Masya Allah, rasanya sakit nyut-nyut banget di jalan. Apalagi kalau kena goncangan pas kendaraan lewat jalan yang kurang rata.


Hikmah Citilink yang Tutup Rute Surabaya-Banjarmasin

Terakhir, kenangan tak terlupakan bagi saya adalah saat merantau di Kalimantan Selatan. Alhamdulillah, biaya tiket pulang Banjarmasin-Surabaya ditanggung separuh oleh pihak sekolah tempat saya mengajar.

Cuma suatu ketika, terjadi masalah saat saya sudah booking tiket Citilink. Eh, mendekati hari H mudik, Citilink-nya tutup rute.

Jadilah saya sempat ngomel-ngomel. Sudahlah pesan tiket jauh hari biar murah, eh, pas mendekati lebaran jadi harus berburu tiket lagi.

Tapi ada hikmahnya. Karena ternyata, saya dapat pesawat Garuda yang waktu itu saya pikir biaya lebih mahal, eh, ternyata hanya beda tipis.

Kalau nggak gara-gara Citilink tutup rute, saya nggak bakal dikasih Allah rezeki bisa ngerasain naik pesawat Garuda.


Itulah beberapa cerita saya tentang pengalaman mudik, yang di bayangan saya, selalu terasa menyenangkan. Bagaimana nih dengan teman-teman yang punya kebiasaan atau tradisi mudik setiap lebaran? Bagi ceritanya juga yuk!

* **DATA TERCATAT**
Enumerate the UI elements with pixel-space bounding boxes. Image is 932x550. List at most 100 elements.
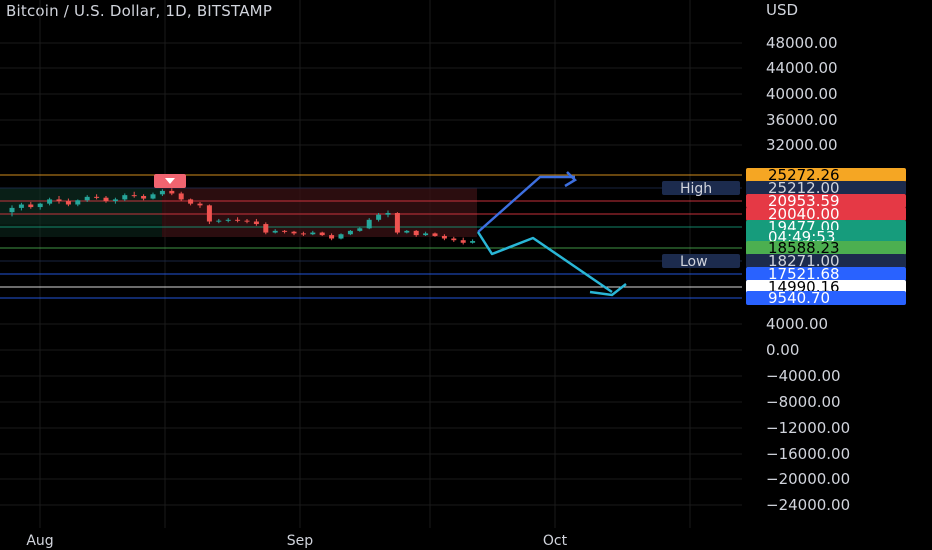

* **KETENTUAN LATIHAN**
1. Terjemahkan ke dalam bahasa Inggris kalimat dari teks tentang pengalaman mudik ini: "Alhamdulillah, biaya tiket pulang Banjarmasin-Surabaya ditanggung separuh oleh pihak sekolah tempat saya mengajar."
2. Ringkas paragraf dalam teks tentang pengalaman mudik yang diawali "Tapi ada hikmahnya" menjadi satu kalimat yang tetap memuat fakta utamanya.
Daftar tidak dibutuhkan untuk mengerjakan latihan ini.

* **JAWABAN BERURUTAN**
1. Praise be to God, half the cost of the ticket home from Banjarmasin to Surabaya was covered by the school where I teach.

2. Hikmahnya, saya mendapat pesawat Garuda yang saya kira lebih mahal, padahal harganya hanya beda tipis.